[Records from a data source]
* * * *
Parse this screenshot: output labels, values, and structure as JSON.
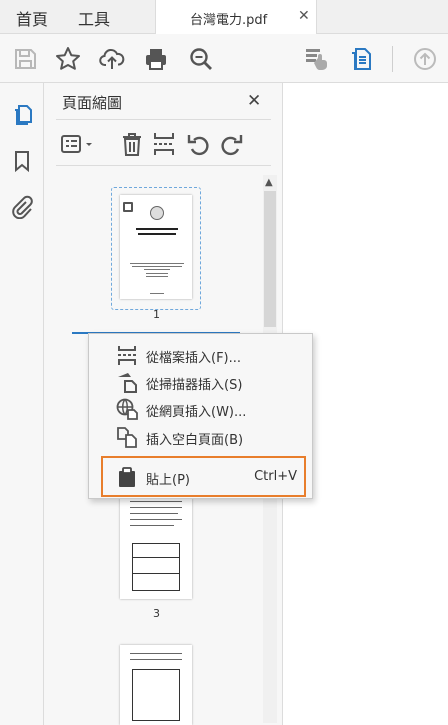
{
  "tabs": {
    "home": "首頁",
    "tools": "工具",
    "document": "台灣電力.pdf",
    "close_glyph": "✕"
  },
  "toolbar": {
    "icons": [
      "save-icon",
      "star-icon",
      "cloud-upload-icon",
      "print-icon",
      "search-icon",
      "touch-mode-icon",
      "fill-form-icon",
      "page-up-icon"
    ]
  },
  "panel": {
    "title": "頁面縮圖",
    "close_glyph": "✕",
    "scroll_up_glyph": "▲",
    "pages": [
      {
        "label": "1"
      },
      {
        "label": "3"
      }
    ]
  },
  "context_menu": {
    "items": [
      {
        "label": "從檔案插入(F)...",
        "icon": "insert-from-file-icon"
      },
      {
        "label": "從掃描器插入(S)",
        "icon": "insert-from-scanner-icon"
      },
      {
        "label": "從網頁插入(W)...",
        "icon": "insert-from-web-icon"
      },
      {
        "label": "插入空白頁面(B)",
        "icon": "insert-blank-page-icon"
      }
    ],
    "paste": {
      "label": "貼上(P)",
      "shortcut": "Ctrl+V",
      "icon": "clipboard-icon"
    }
  },
  "colors": {
    "accent": "#2b79c2",
    "highlight": "#e87e2c"
  }
}
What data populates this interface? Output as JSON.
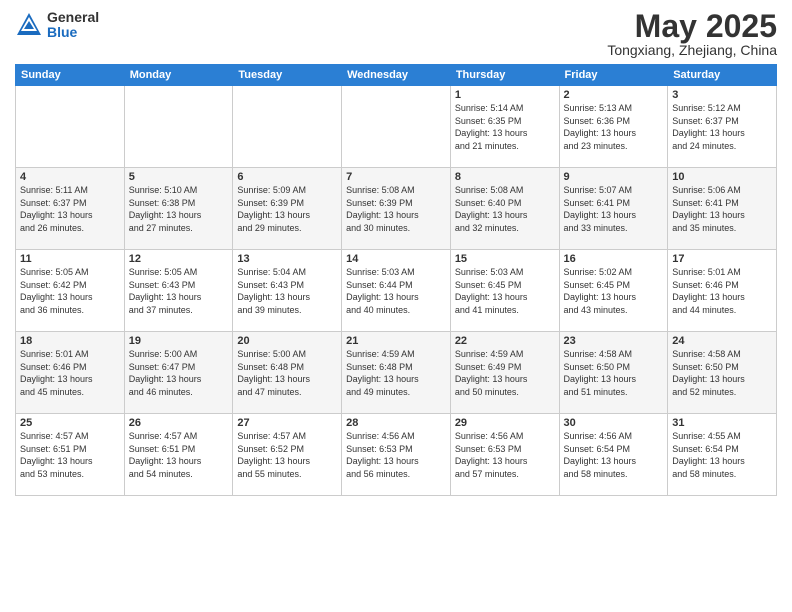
* * * *
- EXERCISE: Pictures don't belong in the copy. Transcribe every record exactly as it appears.

- FINISHED EXERCISE:
Parse this screenshot: output labels, values, and structure as JSON.
{
  "tabs": {
    "home": "首頁",
    "tools": "工具",
    "document": "台灣電力.pdf",
    "close_glyph": "✕"
  },
  "toolbar": {
    "icons": [
      "save-icon",
      "star-icon",
      "cloud-upload-icon",
      "print-icon",
      "search-icon",
      "touch-mode-icon",
      "fill-form-icon",
      "page-up-icon"
    ]
  },
  "panel": {
    "title": "頁面縮圖",
    "close_glyph": "✕",
    "scroll_up_glyph": "▲",
    "pages": [
      {
        "label": "1"
      },
      {
        "label": "3"
      }
    ]
  },
  "context_menu": {
    "items": [
      {
        "label": "從檔案插入(F)...",
        "icon": "insert-from-file-icon"
      },
      {
        "label": "從掃描器插入(S)",
        "icon": "insert-from-scanner-icon"
      },
      {
        "label": "從網頁插入(W)...",
        "icon": "insert-from-web-icon"
      },
      {
        "label": "插入空白頁面(B)",
        "icon": "insert-blank-page-icon"
      }
    ],
    "paste": {
      "label": "貼上(P)",
      "shortcut": "Ctrl+V",
      "icon": "clipboard-icon"
    }
  },
  "colors": {
    "accent": "#2b79c2",
    "highlight": "#e87e2c"
  }
}
What data populates this interface? Output as JSON.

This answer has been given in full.